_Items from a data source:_
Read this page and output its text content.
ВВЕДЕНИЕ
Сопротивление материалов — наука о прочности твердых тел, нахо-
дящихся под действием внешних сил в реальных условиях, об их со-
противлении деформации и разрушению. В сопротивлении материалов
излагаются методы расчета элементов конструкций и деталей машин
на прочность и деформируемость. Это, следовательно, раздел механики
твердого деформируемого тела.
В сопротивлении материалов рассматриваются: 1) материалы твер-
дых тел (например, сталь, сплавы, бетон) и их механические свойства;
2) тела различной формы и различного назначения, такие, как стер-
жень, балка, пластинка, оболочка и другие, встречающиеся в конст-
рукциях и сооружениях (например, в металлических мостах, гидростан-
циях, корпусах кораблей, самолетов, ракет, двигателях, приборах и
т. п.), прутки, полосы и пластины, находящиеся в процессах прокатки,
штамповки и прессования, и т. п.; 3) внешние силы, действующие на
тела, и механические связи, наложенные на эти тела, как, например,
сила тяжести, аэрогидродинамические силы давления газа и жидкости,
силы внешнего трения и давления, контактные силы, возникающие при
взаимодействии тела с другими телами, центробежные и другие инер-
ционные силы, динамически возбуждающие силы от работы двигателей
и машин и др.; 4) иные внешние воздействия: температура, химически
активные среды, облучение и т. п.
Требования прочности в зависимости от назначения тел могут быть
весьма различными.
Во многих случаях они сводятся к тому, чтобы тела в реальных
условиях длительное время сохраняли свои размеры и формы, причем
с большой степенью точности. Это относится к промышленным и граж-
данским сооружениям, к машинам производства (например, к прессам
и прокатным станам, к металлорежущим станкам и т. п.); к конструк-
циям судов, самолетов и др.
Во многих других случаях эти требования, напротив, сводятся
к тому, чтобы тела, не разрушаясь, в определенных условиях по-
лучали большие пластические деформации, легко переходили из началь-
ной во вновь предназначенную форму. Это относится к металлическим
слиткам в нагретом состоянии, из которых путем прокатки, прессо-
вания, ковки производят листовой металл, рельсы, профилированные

_TASK PROMPT:_ Where a line contains "реальных", copy that line.

_RESPONSE FOR THIS EXERCISE:_
дящихся под действием внешних сил в реальных условиях, об их со-
Во многих случаях они сводятся к тому, чтобы тела в реальных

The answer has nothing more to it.